Dataset rows about figures
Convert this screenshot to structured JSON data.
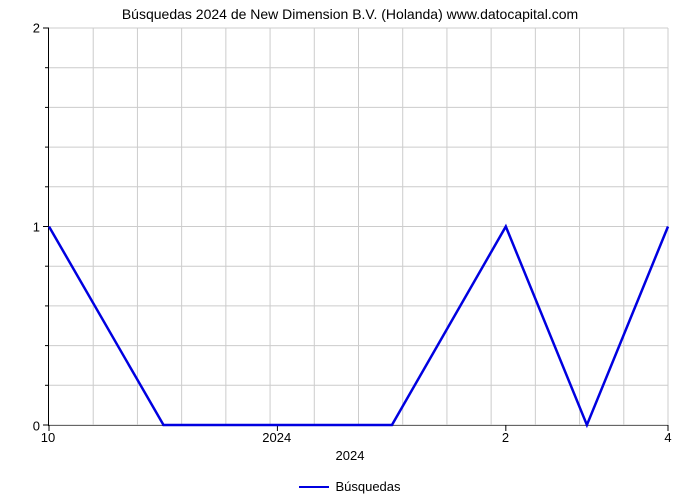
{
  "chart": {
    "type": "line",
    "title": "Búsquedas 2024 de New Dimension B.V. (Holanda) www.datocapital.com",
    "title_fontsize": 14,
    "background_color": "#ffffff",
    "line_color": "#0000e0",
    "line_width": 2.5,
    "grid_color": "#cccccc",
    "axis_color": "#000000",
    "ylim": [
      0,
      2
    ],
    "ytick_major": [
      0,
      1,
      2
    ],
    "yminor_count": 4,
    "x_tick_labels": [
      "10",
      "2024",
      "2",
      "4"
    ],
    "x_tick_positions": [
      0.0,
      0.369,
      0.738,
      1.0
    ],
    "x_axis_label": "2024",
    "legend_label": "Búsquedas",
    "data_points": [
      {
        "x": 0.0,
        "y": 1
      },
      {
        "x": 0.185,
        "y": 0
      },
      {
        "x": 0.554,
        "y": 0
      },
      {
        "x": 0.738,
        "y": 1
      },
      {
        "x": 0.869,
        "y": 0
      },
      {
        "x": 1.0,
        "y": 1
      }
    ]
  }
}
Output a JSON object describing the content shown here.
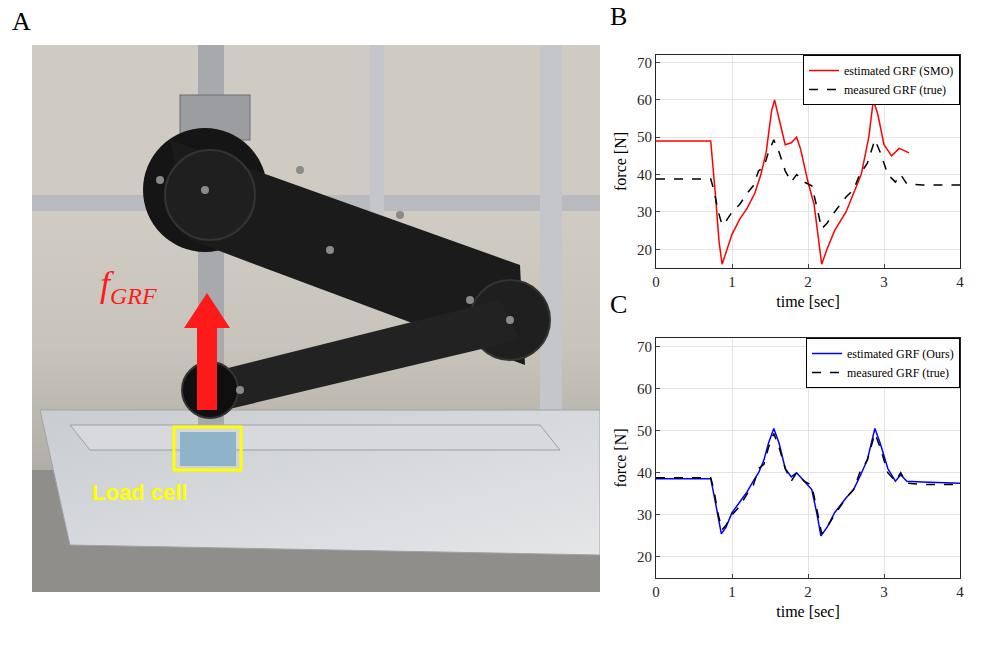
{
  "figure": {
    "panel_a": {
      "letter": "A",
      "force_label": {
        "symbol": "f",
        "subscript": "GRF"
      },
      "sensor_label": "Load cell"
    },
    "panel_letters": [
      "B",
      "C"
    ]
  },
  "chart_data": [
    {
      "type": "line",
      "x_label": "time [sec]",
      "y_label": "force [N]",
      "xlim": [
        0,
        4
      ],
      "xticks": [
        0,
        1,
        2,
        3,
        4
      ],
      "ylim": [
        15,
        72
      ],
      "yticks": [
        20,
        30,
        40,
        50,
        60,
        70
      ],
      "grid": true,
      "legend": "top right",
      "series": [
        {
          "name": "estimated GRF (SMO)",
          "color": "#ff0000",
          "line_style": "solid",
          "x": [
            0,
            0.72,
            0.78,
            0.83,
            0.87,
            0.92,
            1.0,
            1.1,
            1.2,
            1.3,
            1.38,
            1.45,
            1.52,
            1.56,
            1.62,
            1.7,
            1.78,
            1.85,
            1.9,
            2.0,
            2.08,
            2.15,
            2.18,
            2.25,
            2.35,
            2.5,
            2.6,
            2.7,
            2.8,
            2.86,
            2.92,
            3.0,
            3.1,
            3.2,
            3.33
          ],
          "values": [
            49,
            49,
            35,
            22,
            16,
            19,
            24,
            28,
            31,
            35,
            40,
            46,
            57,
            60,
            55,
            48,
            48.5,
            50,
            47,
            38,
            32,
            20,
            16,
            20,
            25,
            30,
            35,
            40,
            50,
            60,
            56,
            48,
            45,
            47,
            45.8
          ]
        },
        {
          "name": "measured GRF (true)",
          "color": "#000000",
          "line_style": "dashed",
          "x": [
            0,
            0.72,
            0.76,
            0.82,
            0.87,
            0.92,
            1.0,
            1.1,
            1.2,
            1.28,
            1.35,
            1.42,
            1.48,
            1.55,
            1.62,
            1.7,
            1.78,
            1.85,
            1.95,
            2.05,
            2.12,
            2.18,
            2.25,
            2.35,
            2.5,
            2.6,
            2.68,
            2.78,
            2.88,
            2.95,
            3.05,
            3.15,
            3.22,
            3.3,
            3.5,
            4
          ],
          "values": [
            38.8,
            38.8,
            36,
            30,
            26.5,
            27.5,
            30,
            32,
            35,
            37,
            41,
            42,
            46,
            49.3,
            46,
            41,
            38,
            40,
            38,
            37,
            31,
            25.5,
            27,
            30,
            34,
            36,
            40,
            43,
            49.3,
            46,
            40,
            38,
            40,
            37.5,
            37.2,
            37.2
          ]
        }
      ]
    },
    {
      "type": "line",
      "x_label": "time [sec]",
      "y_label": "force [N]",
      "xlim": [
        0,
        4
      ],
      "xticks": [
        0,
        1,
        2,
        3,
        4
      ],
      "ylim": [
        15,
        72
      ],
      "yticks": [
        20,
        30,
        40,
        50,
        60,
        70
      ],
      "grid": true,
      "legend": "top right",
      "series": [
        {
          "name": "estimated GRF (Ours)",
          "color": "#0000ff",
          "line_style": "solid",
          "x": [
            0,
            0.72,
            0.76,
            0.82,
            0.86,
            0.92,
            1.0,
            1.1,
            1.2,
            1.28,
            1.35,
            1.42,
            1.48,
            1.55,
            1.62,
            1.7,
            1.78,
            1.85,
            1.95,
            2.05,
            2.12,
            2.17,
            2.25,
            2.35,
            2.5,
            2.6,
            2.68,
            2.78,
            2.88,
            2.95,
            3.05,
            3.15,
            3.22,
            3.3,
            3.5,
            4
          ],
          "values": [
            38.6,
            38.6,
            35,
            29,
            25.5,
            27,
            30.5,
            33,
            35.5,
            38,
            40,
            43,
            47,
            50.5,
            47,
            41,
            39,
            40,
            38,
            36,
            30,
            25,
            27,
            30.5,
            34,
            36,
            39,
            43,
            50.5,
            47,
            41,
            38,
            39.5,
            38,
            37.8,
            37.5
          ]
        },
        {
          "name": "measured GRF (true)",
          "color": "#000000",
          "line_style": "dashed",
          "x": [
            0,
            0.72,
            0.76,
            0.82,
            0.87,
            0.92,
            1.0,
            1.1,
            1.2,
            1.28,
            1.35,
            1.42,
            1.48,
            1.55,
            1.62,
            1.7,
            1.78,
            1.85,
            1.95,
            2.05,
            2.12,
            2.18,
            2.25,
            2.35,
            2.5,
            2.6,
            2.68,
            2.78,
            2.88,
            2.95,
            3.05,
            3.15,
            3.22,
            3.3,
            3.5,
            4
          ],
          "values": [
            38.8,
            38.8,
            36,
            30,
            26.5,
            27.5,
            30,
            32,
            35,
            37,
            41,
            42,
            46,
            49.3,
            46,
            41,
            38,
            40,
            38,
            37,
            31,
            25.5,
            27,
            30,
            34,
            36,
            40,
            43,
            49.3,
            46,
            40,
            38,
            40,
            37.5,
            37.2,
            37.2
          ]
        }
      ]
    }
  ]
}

» **Set problem**: Without the pictures, extract every entry verbatim.

» **Expected answer**:
Convert this screenshot to structured JSON data.
{
  "chart": {
    "type": "line",
    "title": "Búsquedas 2024 de New Dimension B.V. (Holanda) www.datocapital.com",
    "title_fontsize": 14,
    "background_color": "#ffffff",
    "line_color": "#0000e0",
    "line_width": 2.5,
    "grid_color": "#cccccc",
    "axis_color": "#000000",
    "ylim": [
      0,
      2
    ],
    "ytick_major": [
      0,
      1,
      2
    ],
    "yminor_count": 4,
    "x_tick_labels": [
      "10",
      "2024",
      "2",
      "4"
    ],
    "x_tick_positions": [
      0.0,
      0.369,
      0.738,
      1.0
    ],
    "x_axis_label": "2024",
    "legend_label": "Búsquedas",
    "data_points": [
      {
        "x": 0.0,
        "y": 1
      },
      {
        "x": 0.185,
        "y": 0
      },
      {
        "x": 0.554,
        "y": 0
      },
      {
        "x": 0.738,
        "y": 1
      },
      {
        "x": 0.869,
        "y": 0
      },
      {
        "x": 1.0,
        "y": 1
      }
    ]
  }
}
Output a JSON object describing the content shown here.
{
  "figure": {
    "panel_a": {
      "letter": "A",
      "force_label": {
        "symbol": "f",
        "subscript": "GRF"
      },
      "sensor_label": "Load cell"
    },
    "panel_letters": [
      "B",
      "C"
    ]
  },
  "chart_data": [
    {
      "type": "line",
      "x_label": "time [sec]",
      "y_label": "force [N]",
      "xlim": [
        0,
        4
      ],
      "xticks": [
        0,
        1,
        2,
        3,
        4
      ],
      "ylim": [
        15,
        72
      ],
      "yticks": [
        20,
        30,
        40,
        50,
        60,
        70
      ],
      "grid": true,
      "legend": "top right",
      "series": [
        {
          "name": "estimated GRF (SMO)",
          "color": "#ff0000",
          "line_style": "solid",
          "x": [
            0,
            0.72,
            0.78,
            0.83,
            0.87,
            0.92,
            1.0,
            1.1,
            1.2,
            1.3,
            1.38,
            1.45,
            1.52,
            1.56,
            1.62,
            1.7,
            1.78,
            1.85,
            1.9,
            2.0,
            2.08,
            2.15,
            2.18,
            2.25,
            2.35,
            2.5,
            2.6,
            2.7,
            2.8,
            2.86,
            2.92,
            3.0,
            3.1,
            3.2,
            3.33
          ],
          "values": [
            49,
            49,
            35,
            22,
            16,
            19,
            24,
            28,
            31,
            35,
            40,
            46,
            57,
            60,
            55,
            48,
            48.5,
            50,
            47,
            38,
            32,
            20,
            16,
            20,
            25,
            30,
            35,
            40,
            50,
            60,
            56,
            48,
            45,
            47,
            45.8
          ]
        },
        {
          "name": "measured GRF (true)",
          "color": "#000000",
          "line_style": "dashed",
          "x": [
            0,
            0.72,
            0.76,
            0.82,
            0.87,
            0.92,
            1.0,
            1.1,
            1.2,
            1.28,
            1.35,
            1.42,
            1.48,
            1.55,
            1.62,
            1.7,
            1.78,
            1.85,
            1.95,
            2.05,
            2.12,
            2.18,
            2.25,
            2.35,
            2.5,
            2.6,
            2.68,
            2.78,
            2.88,
            2.95,
            3.05,
            3.15,
            3.22,
            3.3,
            3.5,
            4
          ],
          "values": [
            38.8,
            38.8,
            36,
            30,
            26.5,
            27.5,
            30,
            32,
            35,
            37,
            41,
            42,
            46,
            49.3,
            46,
            41,
            38,
            40,
            38,
            37,
            31,
            25.5,
            27,
            30,
            34,
            36,
            40,
            43,
            49.3,
            46,
            40,
            38,
            40,
            37.5,
            37.2,
            37.2
          ]
        }
      ]
    },
    {
      "type": "line",
      "x_label": "time [sec]",
      "y_label": "force [N]",
      "xlim": [
        0,
        4
      ],
      "xticks": [
        0,
        1,
        2,
        3,
        4
      ],
      "ylim": [
        15,
        72
      ],
      "yticks": [
        20,
        30,
        40,
        50,
        60,
        70
      ],
      "grid": true,
      "legend": "top right",
      "series": [
        {
          "name": "estimated GRF (Ours)",
          "color": "#0000ff",
          "line_style": "solid",
          "x": [
            0,
            0.72,
            0.76,
            0.82,
            0.86,
            0.92,
            1.0,
            1.1,
            1.2,
            1.28,
            1.35,
            1.42,
            1.48,
            1.55,
            1.62,
            1.7,
            1.78,
            1.85,
            1.95,
            2.05,
            2.12,
            2.17,
            2.25,
            2.35,
            2.5,
            2.6,
            2.68,
            2.78,
            2.88,
            2.95,
            3.05,
            3.15,
            3.22,
            3.3,
            3.5,
            4
          ],
          "values": [
            38.6,
            38.6,
            35,
            29,
            25.5,
            27,
            30.5,
            33,
            35.5,
            38,
            40,
            43,
            47,
            50.5,
            47,
            41,
            39,
            40,
            38,
            36,
            30,
            25,
            27,
            30.5,
            34,
            36,
            39,
            43,
            50.5,
            47,
            41,
            38,
            39.5,
            38,
            37.8,
            37.5
          ]
        },
        {
          "name": "measured GRF (true)",
          "color": "#000000",
          "line_style": "dashed",
          "x": [
            0,
            0.72,
            0.76,
            0.82,
            0.87,
            0.92,
            1.0,
            1.1,
            1.2,
            1.28,
            1.35,
            1.42,
            1.48,
            1.55,
            1.62,
            1.7,
            1.78,
            1.85,
            1.95,
            2.05,
            2.12,
            2.18,
            2.25,
            2.35,
            2.5,
            2.6,
            2.68,
            2.78,
            2.88,
            2.95,
            3.05,
            3.15,
            3.22,
            3.3,
            3.5,
            4
          ],
          "values": [
            38.8,
            38.8,
            36,
            30,
            26.5,
            27.5,
            30,
            32,
            35,
            37,
            41,
            42,
            46,
            49.3,
            46,
            41,
            38,
            40,
            38,
            37,
            31,
            25.5,
            27,
            30,
            34,
            36,
            40,
            43,
            49.3,
            46,
            40,
            38,
            40,
            37.5,
            37.2,
            37.2
          ]
        }
      ]
    }
  ]
}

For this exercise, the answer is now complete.